[Dataset entries]
------------
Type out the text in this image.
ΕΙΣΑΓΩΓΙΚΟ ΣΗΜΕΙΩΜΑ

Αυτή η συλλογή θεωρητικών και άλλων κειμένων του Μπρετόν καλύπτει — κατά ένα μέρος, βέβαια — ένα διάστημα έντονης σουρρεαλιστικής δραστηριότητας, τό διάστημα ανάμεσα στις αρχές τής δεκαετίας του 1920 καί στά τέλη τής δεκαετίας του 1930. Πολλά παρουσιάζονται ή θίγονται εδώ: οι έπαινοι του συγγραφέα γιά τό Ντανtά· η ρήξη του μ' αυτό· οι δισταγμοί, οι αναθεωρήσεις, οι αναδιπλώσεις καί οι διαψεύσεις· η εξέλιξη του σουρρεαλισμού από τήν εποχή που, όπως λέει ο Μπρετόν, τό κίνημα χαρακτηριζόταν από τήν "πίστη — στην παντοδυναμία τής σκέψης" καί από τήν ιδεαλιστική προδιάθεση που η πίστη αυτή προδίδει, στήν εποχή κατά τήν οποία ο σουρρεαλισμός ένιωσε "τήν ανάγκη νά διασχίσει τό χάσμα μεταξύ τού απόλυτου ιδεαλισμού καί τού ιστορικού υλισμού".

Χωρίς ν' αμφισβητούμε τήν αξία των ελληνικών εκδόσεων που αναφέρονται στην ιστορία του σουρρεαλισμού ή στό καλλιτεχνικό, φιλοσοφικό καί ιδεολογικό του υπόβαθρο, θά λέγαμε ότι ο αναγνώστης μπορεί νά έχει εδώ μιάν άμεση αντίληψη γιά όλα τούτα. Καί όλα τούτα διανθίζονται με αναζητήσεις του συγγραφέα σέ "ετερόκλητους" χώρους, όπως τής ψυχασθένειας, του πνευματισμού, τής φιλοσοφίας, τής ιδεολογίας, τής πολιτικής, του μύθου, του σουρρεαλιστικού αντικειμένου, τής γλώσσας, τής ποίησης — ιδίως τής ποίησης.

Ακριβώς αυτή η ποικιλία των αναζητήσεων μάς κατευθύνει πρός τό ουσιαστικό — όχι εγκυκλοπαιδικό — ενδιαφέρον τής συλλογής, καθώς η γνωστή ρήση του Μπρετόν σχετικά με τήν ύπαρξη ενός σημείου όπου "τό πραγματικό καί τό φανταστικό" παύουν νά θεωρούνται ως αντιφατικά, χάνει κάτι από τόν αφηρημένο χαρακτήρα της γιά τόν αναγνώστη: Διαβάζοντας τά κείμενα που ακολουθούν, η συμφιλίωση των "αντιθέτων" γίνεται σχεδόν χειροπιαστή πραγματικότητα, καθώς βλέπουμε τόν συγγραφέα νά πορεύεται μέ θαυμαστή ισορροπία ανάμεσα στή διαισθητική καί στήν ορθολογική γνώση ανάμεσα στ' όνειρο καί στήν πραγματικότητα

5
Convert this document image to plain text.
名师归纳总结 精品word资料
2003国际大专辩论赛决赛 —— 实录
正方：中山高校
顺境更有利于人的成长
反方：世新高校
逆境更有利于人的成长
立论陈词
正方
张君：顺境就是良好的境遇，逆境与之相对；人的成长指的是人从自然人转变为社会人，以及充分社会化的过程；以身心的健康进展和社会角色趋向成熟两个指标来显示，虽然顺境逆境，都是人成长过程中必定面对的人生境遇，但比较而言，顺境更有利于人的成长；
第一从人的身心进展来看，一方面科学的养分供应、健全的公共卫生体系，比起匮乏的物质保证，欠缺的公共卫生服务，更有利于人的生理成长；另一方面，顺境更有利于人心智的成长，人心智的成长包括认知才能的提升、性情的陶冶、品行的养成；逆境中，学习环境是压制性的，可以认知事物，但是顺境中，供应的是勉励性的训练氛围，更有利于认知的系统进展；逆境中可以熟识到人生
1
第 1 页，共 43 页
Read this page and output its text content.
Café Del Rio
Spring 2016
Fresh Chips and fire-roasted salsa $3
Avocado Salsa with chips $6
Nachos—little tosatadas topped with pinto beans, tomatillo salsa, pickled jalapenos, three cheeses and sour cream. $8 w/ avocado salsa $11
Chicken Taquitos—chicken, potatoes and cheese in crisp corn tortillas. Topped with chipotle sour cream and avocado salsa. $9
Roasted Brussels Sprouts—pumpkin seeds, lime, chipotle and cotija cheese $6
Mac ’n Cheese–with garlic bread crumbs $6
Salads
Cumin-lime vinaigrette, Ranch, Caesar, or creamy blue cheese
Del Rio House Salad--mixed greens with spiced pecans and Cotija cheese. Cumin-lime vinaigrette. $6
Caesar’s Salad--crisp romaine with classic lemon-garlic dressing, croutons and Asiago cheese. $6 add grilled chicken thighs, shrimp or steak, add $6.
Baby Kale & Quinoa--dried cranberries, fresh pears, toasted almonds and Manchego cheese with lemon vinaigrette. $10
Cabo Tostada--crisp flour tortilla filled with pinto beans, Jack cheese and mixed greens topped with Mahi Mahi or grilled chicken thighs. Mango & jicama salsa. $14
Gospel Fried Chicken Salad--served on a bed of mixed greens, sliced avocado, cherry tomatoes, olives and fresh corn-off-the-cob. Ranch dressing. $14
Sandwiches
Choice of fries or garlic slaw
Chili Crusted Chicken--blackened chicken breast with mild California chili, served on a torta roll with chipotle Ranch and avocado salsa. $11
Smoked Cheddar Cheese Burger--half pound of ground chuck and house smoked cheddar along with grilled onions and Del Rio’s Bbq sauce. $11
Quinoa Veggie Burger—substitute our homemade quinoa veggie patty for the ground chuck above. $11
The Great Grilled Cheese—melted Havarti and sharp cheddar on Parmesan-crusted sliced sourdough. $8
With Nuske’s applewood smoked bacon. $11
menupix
------------
* [What this task involves] All lines above with "vinaigrette" in them should be returned.

* [Task result]
Cumin-lime vinaigrette, Ranch, Caesar, or creamy blue cheese
Del Rio House Salad--mixed greens with spiced pecans and Cotija cheese. Cumin-lime vinaigrette. $6
Baby Kale & Quinoa--dried cranberries, fresh pears, toasted almonds and Manchego cheese with lemon vinaigrette. $10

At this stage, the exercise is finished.